╭─ Recorded information
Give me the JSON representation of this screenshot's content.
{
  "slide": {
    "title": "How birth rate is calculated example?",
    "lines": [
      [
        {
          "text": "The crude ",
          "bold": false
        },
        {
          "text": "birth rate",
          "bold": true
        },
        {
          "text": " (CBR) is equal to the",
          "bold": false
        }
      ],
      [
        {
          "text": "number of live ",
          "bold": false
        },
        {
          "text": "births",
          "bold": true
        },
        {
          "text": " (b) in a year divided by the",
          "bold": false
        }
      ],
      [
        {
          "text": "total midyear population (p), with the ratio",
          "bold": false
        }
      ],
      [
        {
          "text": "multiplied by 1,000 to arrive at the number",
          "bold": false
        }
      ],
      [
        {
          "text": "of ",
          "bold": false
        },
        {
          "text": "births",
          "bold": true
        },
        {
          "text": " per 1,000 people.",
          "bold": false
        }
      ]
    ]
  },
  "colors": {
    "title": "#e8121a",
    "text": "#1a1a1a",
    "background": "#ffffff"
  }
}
╰─
> Given task
Find every line that holds "title" and copy it.

> Correct output
    "title": "How birth rate is calculated example?",
    "title": "#e8121a",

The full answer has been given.